- **RECORD SET**:
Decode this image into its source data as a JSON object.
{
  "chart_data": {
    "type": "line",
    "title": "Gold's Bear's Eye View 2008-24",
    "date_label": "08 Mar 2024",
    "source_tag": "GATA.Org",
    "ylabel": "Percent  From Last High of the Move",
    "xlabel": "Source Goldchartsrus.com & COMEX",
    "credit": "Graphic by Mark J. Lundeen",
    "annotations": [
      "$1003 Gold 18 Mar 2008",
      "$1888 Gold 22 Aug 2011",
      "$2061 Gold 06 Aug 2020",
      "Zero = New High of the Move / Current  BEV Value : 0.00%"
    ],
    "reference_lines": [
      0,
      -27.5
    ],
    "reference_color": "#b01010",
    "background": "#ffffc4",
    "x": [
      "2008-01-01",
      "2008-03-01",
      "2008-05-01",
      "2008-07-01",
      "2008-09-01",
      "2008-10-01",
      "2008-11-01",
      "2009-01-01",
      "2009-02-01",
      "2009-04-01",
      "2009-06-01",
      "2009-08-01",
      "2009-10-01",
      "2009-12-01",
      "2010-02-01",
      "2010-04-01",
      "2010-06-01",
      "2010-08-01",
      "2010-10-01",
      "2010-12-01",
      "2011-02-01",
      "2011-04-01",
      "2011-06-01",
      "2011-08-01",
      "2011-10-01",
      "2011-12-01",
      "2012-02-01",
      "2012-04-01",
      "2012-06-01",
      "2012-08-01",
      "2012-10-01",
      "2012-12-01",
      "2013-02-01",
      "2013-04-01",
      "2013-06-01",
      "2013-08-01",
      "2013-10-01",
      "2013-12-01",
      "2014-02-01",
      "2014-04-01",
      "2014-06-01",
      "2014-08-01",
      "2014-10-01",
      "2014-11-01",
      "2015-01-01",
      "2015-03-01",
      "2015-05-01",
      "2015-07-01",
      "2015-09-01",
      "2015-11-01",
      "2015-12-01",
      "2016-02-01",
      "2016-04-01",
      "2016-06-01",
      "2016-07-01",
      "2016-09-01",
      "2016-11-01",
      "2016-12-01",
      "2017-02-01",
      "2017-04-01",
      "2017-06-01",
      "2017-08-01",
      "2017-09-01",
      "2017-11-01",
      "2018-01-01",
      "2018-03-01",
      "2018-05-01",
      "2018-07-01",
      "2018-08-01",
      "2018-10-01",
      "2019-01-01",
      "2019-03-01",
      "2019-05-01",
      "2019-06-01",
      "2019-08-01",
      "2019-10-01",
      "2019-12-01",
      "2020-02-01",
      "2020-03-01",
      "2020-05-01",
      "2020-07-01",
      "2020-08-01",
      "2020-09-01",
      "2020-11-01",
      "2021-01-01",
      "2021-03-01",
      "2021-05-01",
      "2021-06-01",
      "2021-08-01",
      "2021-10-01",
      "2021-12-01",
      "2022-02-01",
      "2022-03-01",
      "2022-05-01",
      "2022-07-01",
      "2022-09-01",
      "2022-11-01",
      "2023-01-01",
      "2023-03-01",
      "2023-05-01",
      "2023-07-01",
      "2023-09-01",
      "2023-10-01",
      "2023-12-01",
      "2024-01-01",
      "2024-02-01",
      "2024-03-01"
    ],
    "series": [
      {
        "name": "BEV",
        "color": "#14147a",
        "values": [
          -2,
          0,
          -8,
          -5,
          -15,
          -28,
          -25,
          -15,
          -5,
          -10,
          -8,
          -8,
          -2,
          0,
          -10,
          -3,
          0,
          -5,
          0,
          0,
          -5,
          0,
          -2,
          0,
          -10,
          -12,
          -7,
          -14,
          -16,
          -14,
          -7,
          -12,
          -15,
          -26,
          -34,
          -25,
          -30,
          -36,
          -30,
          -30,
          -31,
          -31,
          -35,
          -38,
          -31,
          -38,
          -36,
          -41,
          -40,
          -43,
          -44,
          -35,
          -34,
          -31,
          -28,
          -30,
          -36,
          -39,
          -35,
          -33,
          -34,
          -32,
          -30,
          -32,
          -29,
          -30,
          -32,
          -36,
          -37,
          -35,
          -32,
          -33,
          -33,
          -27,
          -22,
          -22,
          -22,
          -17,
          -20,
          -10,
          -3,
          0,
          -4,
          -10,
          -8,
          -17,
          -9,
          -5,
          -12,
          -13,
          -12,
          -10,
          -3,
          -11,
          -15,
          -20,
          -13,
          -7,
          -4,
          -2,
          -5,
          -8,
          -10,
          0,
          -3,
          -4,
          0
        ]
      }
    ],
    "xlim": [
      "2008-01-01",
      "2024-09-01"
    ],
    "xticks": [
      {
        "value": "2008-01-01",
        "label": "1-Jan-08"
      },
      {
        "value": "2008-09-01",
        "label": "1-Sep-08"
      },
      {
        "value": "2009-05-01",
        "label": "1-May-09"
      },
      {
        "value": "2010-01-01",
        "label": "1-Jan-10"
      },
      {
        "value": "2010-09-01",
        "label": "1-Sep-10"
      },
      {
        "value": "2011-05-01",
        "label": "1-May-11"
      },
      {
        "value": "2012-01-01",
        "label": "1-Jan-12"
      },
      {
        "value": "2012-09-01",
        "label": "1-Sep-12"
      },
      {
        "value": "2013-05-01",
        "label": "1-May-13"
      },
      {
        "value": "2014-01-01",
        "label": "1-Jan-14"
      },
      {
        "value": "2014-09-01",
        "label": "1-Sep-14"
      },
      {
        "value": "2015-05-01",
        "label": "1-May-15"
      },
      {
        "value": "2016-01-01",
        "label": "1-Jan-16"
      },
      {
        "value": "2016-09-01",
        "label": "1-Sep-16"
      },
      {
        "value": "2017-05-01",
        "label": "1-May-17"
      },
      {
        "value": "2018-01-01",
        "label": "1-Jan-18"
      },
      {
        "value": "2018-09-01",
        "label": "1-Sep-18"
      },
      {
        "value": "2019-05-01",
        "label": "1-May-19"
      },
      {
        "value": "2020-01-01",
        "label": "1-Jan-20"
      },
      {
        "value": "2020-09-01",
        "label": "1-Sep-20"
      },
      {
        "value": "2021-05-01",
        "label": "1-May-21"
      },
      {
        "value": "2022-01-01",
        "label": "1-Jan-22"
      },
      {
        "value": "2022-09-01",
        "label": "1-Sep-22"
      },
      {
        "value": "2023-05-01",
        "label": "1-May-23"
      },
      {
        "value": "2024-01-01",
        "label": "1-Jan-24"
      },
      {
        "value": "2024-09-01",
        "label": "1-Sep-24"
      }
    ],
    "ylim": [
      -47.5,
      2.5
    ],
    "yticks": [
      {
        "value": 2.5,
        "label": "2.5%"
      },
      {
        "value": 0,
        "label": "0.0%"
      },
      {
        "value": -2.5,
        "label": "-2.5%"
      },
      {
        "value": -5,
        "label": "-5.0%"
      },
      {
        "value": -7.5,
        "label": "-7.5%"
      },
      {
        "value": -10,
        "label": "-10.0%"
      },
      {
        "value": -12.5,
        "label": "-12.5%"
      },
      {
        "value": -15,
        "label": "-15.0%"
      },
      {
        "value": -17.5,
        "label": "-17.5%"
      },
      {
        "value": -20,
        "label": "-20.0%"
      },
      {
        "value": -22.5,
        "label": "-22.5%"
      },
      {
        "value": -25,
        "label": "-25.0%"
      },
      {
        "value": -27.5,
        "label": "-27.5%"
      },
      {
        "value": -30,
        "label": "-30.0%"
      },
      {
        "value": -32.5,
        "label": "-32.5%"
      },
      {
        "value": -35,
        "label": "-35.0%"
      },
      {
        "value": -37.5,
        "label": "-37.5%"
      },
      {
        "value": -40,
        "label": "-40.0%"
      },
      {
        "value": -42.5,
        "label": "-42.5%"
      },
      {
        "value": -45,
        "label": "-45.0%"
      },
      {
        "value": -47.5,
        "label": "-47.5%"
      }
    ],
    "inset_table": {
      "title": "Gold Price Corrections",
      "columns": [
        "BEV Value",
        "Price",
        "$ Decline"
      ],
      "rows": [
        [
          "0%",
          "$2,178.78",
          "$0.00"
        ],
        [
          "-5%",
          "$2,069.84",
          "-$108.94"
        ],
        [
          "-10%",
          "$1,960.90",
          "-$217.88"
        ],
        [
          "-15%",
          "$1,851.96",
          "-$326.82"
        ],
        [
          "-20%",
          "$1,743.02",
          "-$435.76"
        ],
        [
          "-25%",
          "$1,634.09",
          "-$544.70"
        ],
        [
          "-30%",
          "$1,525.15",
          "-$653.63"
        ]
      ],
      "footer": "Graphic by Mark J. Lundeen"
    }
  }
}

- **WRITTEN TASK**: Search the data for "title". Copy every line that has it.

- **RESPONSE TO THIS EXERCISE**:
    "title": "Gold's Bear's Eye View 2008-24",
      "title": "Gold Price Corrections",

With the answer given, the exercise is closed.